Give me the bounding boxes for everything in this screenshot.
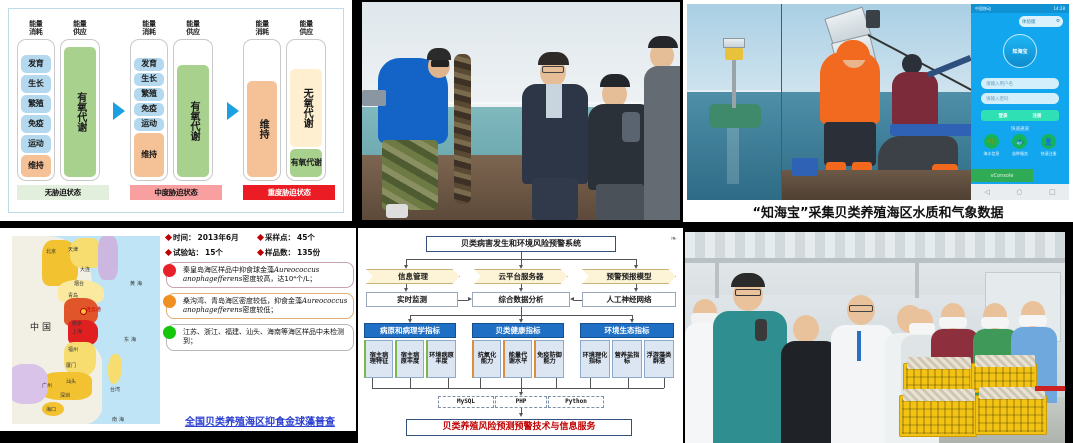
recents-icon[interactable]: □ (1049, 188, 1056, 196)
column-header-consumption-3: 能量消耗 (255, 21, 268, 36)
android-nav-bar: ◁ ○ □ (971, 184, 1069, 200)
diamond-bullet-icon (257, 249, 264, 256)
map-label-lianyungang: 连云港 (86, 306, 101, 313)
glasses-icon (735, 289, 761, 296)
seg-yundong-1: 运动 (21, 135, 51, 153)
seg-aerobic-2: 有氧代谢 (177, 65, 209, 177)
shellfish-pile-2 (975, 355, 1035, 367)
person-speaker (713, 275, 789, 443)
arrow-right-icon (468, 297, 472, 301)
slide-board: 能量消耗 发育 生长 繁殖 免疫 运动 维持 能量供应 有 (0, 0, 1073, 443)
supply-column-1: 能量供应 有氧代谢 (60, 21, 100, 181)
red-dot-icon (163, 264, 176, 277)
map-label-yantai: 烟台 (74, 280, 84, 287)
version-label: 体验版 (1022, 19, 1036, 25)
phone-screen: 中国移动 14:28 体验版 ⚙ 知海宝 请输入用户名 请输入密码 (971, 4, 1069, 200)
category-header-environment: 环境生态指标 (580, 323, 674, 338)
shellfish-pile-1 (907, 357, 971, 369)
sub-host-pathology: 宿主病理特征 (364, 340, 393, 378)
stat-row-2: 试验站： 15个 样品数： 135份 (166, 247, 354, 258)
username-input[interactable]: 请输入用户名 (981, 78, 1059, 89)
diamond-bullet-icon (257, 234, 264, 241)
arrow-right-icon-1 (113, 102, 125, 120)
connector (556, 378, 557, 388)
column-header-consumption-1: 能量消耗 (29, 21, 42, 36)
connector (521, 378, 522, 388)
map-label-huanghai: 黄海 (130, 280, 144, 287)
stat-samples-value: 135份 (297, 247, 320, 258)
quick-item-seed[interactable]: 🐟 苗种服务 (1012, 134, 1028, 157)
map-label-qingdao: 青岛 (68, 292, 78, 299)
consumption-column-2: 能量消耗 发育 生长 繁殖 免疫 运动 维持 (130, 21, 168, 181)
sub-env-pathogen-abundance: 环境病原丰度 (426, 340, 456, 378)
camera-box (866, 10, 880, 28)
system-architecture-panel: ❧ 贝类病害发生和环境风险预警系统 信息管理 云平台服务器 预警预报模型 实时监… (358, 228, 683, 443)
connector-bus (372, 388, 664, 389)
sub-env-physicochemical: 环境理化指标 (580, 340, 610, 378)
stress-group-none: 能量消耗 发育 生长 繁殖 免疫 运动 维持 能量供应 有 (17, 21, 109, 200)
chevron-info-management: 信息管理 (366, 269, 460, 284)
sub-immune-defense: 免疫防御能力 (534, 340, 564, 378)
map-label-shenzhen: 深圳 (60, 392, 70, 399)
buoy-monitoring-panel: 中国移动 14:28 体验版 ⚙ 知海宝 请输入用户名 请输入密码 (683, 0, 1073, 222)
consumption-column-1: 能量消耗 发育 生长 繁殖 免疫 运动 维持 (17, 21, 55, 181)
process-realtime-monitoring: 实时监测 (366, 292, 458, 307)
connector (664, 378, 665, 388)
supply-column-3: 能量供应 无氧代谢 有氧代谢 (286, 21, 326, 181)
stat-stations-value: 15个 (205, 247, 223, 258)
sub-energy-metabolism: 能量代谢水平 (503, 340, 532, 378)
oyster-string (454, 54, 471, 204)
microphone-icon (755, 319, 767, 341)
connector (574, 300, 582, 301)
supply-tube-3: 无氧代谢 有氧代谢 (286, 39, 326, 181)
ceiling-beam (685, 258, 1065, 263)
map-label-xiamen: 厦门 (66, 362, 76, 369)
solar-panel (723, 38, 745, 48)
map-label-tianjin: 天津 (68, 246, 78, 253)
seg-mianyi-2: 免疫 (134, 103, 164, 116)
phone-held-icon (362, 90, 386, 106)
tech-mysql: MySQL (438, 396, 494, 408)
connector (410, 378, 411, 388)
indoor-inspection-photo (685, 232, 1065, 443)
seg-fanzhi-2: 繁殖 (134, 88, 164, 101)
glasses-icon (431, 60, 449, 67)
connector (372, 378, 373, 388)
seg-anaerobic-3: 无氧代谢 (290, 69, 322, 147)
mask-icon (939, 317, 967, 328)
password-placeholder: 请输入密码 (986, 96, 1009, 102)
connector (448, 378, 449, 388)
back-icon[interactable]: ◁ (984, 188, 989, 196)
column-header-supply-2: 能量供应 (186, 21, 199, 36)
app-logo: 知海宝 (1003, 34, 1037, 68)
state-label-moderate: 中度胁迫状态 (130, 185, 222, 200)
quick-item-seawater[interactable]: 🌿 海水信息 (983, 134, 999, 157)
map-label-beijing: 北京 (46, 248, 56, 255)
sub-nutrient-salt: 营养盐指标 (612, 340, 642, 378)
quick-item-label-1: 苗种服务 (1012, 151, 1028, 157)
roof-panels (685, 232, 1065, 258)
arrow-down-icon (634, 265, 638, 269)
column-header-consumption-2: 能量消耗 (142, 21, 155, 36)
indoor-scene (685, 232, 1065, 443)
stat-time-value: 2013年6月 (198, 232, 239, 243)
seg-aerobic-3: 有氧代谢 (290, 149, 322, 177)
seg-weichi-1: 维持 (21, 155, 51, 177)
person-icon: 👤 (1041, 134, 1056, 149)
mask-icon (981, 317, 1009, 328)
shellfish-pile-3 (903, 389, 975, 401)
vconsole-watermark[interactable]: vConsole (971, 169, 1033, 182)
reflection (727, 128, 739, 184)
buoy-photo-row: 中国移动 14:28 体验版 ⚙ 知海宝 请输入用户名 请输入密码 (687, 4, 1069, 200)
fish-icon: 🐟 (1012, 134, 1027, 149)
map-label-nanjing: 南京 (72, 320, 82, 327)
consumption-column-3: 能量消耗 维持 (243, 21, 281, 181)
seg-fayu-1: 发育 (21, 55, 51, 73)
map-label-taiwan: 台湾 (110, 386, 120, 393)
region-korea (98, 236, 118, 280)
sub-host-pathogen-abundance: 宿主病原丰度 (395, 340, 424, 378)
chevron-cloud-server: 云平台服务器 (474, 269, 568, 284)
quick-item-label-0: 海水信息 (983, 151, 999, 157)
arrow-down-icon (519, 413, 523, 417)
stat-row-1: 时间： 2013年6月 采样点： 45个 (166, 232, 354, 243)
consumption-tube-1: 发育 生长 繁殖 免疫 运动 维持 (17, 39, 55, 181)
column-header-supply-1: 能量供应 (73, 21, 86, 36)
person-4 (831, 283, 893, 443)
version-pill[interactable]: 体验版 ⚙ (1019, 16, 1063, 27)
callout-low-density: 桑沟湾、青岛海区密度较低，抑食金藻Aureococcus anophageffe… (166, 293, 354, 319)
arrow-right-icon-2 (227, 102, 239, 120)
process-neural-network: 人工神经网络 (582, 292, 676, 307)
crate-front-right (975, 395, 1047, 435)
map-label-shantou: 汕头 (66, 378, 76, 385)
stat-time-label: 时间： (173, 232, 196, 243)
decorative-mark-icon: ❧ (670, 234, 677, 243)
stress-group-moderate: 能量消耗 发育 生长 繁殖 免疫 运动 维持 能量供应 有 (130, 21, 222, 200)
tech-python: Python (548, 396, 604, 408)
callout-2-after: 密度较低； (242, 306, 277, 314)
stat-samples: 样品数： 135份 (258, 247, 342, 258)
connector (590, 378, 591, 388)
buoy-mast (732, 54, 736, 108)
buoy-photo-left (687, 4, 782, 200)
column-header-supply-3: 能量供应 (299, 21, 312, 36)
seg-fayu-2: 发育 (134, 58, 164, 71)
sub-phytoplankton: 浮游藻类群落 (644, 340, 674, 378)
seg-mianyi-1: 免疫 (21, 115, 51, 133)
float-blue (890, 124, 971, 136)
survey-bullets: 时间： 2013年6月 采样点： 45个 试验站： 15个 样品数： (166, 232, 354, 429)
connector (480, 378, 481, 388)
boat-scene (362, 2, 680, 220)
stat-sample-points: 采样点： 45个 (258, 232, 342, 243)
seg-fanzhi-1: 繁殖 (21, 95, 51, 113)
buoy-panel-caption: “知海宝”采集贝类养殖海区水质和气象数据 (683, 202, 1073, 221)
person-center (518, 52, 592, 220)
quick-access-row: 🌿 海水信息 🐟 苗种服务 👤 快速注册 (977, 134, 1063, 157)
map-label-donghai: 东海 (124, 336, 138, 343)
register-button[interactable]: 注册 (1015, 110, 1059, 121)
quick-item-register[interactable]: 👤 快速注册 (1041, 134, 1057, 157)
category-header-health: 贝类健康指标 (472, 323, 564, 338)
map-label-china: 中国 (30, 320, 54, 333)
map-label-shanghai: 上海 (72, 328, 82, 335)
lanyard (857, 331, 861, 361)
energy-diagram-inner: 能量消耗 发育 生长 繁殖 免疫 运动 维持 能量供应 有 (8, 8, 344, 213)
buoy-sensor-box (725, 48, 743, 60)
map-label-dalian: 大连 (80, 266, 90, 273)
callout-not-detected: 江苏、浙江、福建、汕头、海南等海区样品中未检测到； (166, 324, 354, 350)
stat-time: 时间： 2013年6月 (166, 232, 250, 243)
chevron-forecast-model: 预警预报模型 (582, 269, 676, 284)
tech-php: PHP (495, 396, 547, 408)
map-label-nanhai: 南海 (112, 416, 126, 423)
seg-aerobic-1: 有氧代谢 (64, 47, 96, 177)
box-blue (792, 158, 818, 176)
arrow-left-icon (570, 297, 574, 301)
leaf-icon: 🌿 (984, 134, 999, 149)
seg-weichi-3: 维持 (247, 81, 277, 177)
callout-2-before: 桑沟湾、青岛海区密度较低，抑食金藻 (183, 297, 302, 305)
stress-group-severe: 能量消耗 维持 能量供应 无氧代谢 有氧代谢 重度胁迫状态 (243, 21, 335, 200)
stat-points-label: 采样点： (265, 232, 295, 243)
region-taiwan (108, 354, 122, 384)
buoy-photo-middle (782, 4, 971, 200)
connector (521, 307, 522, 315)
green-dot-icon (163, 326, 176, 339)
supply-tube-2: 有氧代谢 (173, 39, 213, 181)
category-header-pathogen: 病原和病理学指标 (364, 323, 456, 338)
stat-points-value: 45个 (297, 232, 315, 243)
callout-high-density: 秦皇岛海区样品中抑食球金藻Aureococcus anophagefferens… (166, 262, 354, 288)
orange-dot-icon (163, 295, 176, 308)
map-label-fuzhou: 福州 (68, 346, 78, 353)
state-label-severe: 重度胁迫状态 (243, 185, 335, 200)
supply-tube-1: 有氧代谢 (60, 39, 100, 181)
connector (458, 300, 468, 301)
person-far-right (646, 34, 680, 220)
diagram-title: 贝类病害发生和环境风险预警系统 (426, 236, 616, 252)
worker-blue (376, 48, 454, 218)
arrow-down-icon (519, 265, 523, 269)
username-placeholder: 请输入用户名 (986, 81, 1013, 87)
map-label-haikou: 海口 (46, 406, 56, 413)
connector (628, 378, 629, 388)
national-survey-panel: 北京 天津 大连 烟台 青岛 连云港 南京 上海 福州 厦门 广州 汕头 深圳 … (0, 228, 356, 431)
consumption-tube-3: 维持 (243, 39, 281, 181)
sub-antioxidant: 抗氧化能力 (472, 340, 501, 378)
diamond-bullet-icon (165, 249, 172, 256)
mobile-app-screenshot: 中国移动 14:28 体验版 ⚙ 知海宝 请输入用户名 请输入密码 (971, 4, 1069, 200)
diagram-bottom-title: 贝类养殖风险预测预警技术与信息服务 (406, 419, 632, 436)
quick-access-label: 快速通道 (983, 126, 1057, 132)
stat-samples-label: 样品数： (265, 247, 295, 258)
callout-1-after: 密度较高，达10⁴个/L； (242, 275, 316, 283)
mask-icon (1019, 315, 1047, 326)
seg-weichi-2: 维持 (134, 133, 164, 177)
diamond-bullet-icon (165, 234, 172, 241)
status-bar: 中国移动 14:28 (971, 4, 1069, 13)
home-icon[interactable]: ○ (1016, 188, 1022, 196)
state-label-none: 无胁迫状态 (17, 185, 109, 200)
process-data-analysis: 综合数据分析 (472, 292, 570, 307)
password-input[interactable]: 请输入密码 (981, 93, 1059, 104)
seg-shengzhang-2: 生长 (134, 73, 164, 86)
stat-stations-label: 试验站： (173, 247, 203, 258)
gear-icon[interactable]: ⚙ (1056, 19, 1060, 24)
system-diagram: ❧ 贝类病害发生和环境风险预警系统 信息管理 云平台服务器 预警预报模型 实时监… (358, 228, 683, 443)
callout-3-before: 江苏、浙江、福建、汕头、海南等海区样品中未检测到； (183, 328, 344, 345)
province-liaoning (70, 238, 100, 268)
glasses-icon (849, 305, 873, 312)
supply-column-2: 能量供应 有氧代谢 (173, 21, 213, 181)
consumption-tube-2: 发育 生长 繁殖 免疫 运动 维持 (130, 39, 168, 181)
seg-yundong-2: 运动 (134, 118, 164, 131)
seg-shengzhang-1: 生长 (21, 75, 51, 93)
map-label-guangzhou: 广州 (42, 382, 52, 389)
survey-panel-title: 全国贝类养殖海区抑食金球藻普查 (166, 413, 354, 428)
energy-stress-diagram-panel: 能量消耗 发育 生长 繁殖 免疫 运动 维持 能量供应 有 (0, 0, 352, 221)
callout-1-before: 秦皇岛海区样品中抑食球金藻 (183, 266, 274, 274)
quick-item-label-2: 快速注册 (1041, 151, 1057, 157)
boat-sampling-photo (362, 2, 680, 220)
arrow-down-icon (404, 265, 408, 269)
connector (521, 252, 522, 259)
carrier-label: 中国移动 (975, 6, 991, 12)
red-strap (1035, 386, 1065, 391)
china-coast-map: 北京 天津 大连 烟台 青岛 连云港 南京 上海 福州 厦门 广州 汕头 深圳 … (12, 236, 160, 424)
app-logo-label: 知海宝 (1012, 48, 1027, 55)
stat-stations: 试验站： 15个 (166, 247, 250, 258)
crate-front-left (899, 395, 977, 437)
clock-label: 14:28 (1053, 6, 1065, 11)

----

Could you filter the material above and copy each line that holds the word "mask"?

### Your solution
mask-icon (939, 317, 967, 328)
mask-icon (981, 317, 1009, 328)
mask-icon (1019, 315, 1047, 326)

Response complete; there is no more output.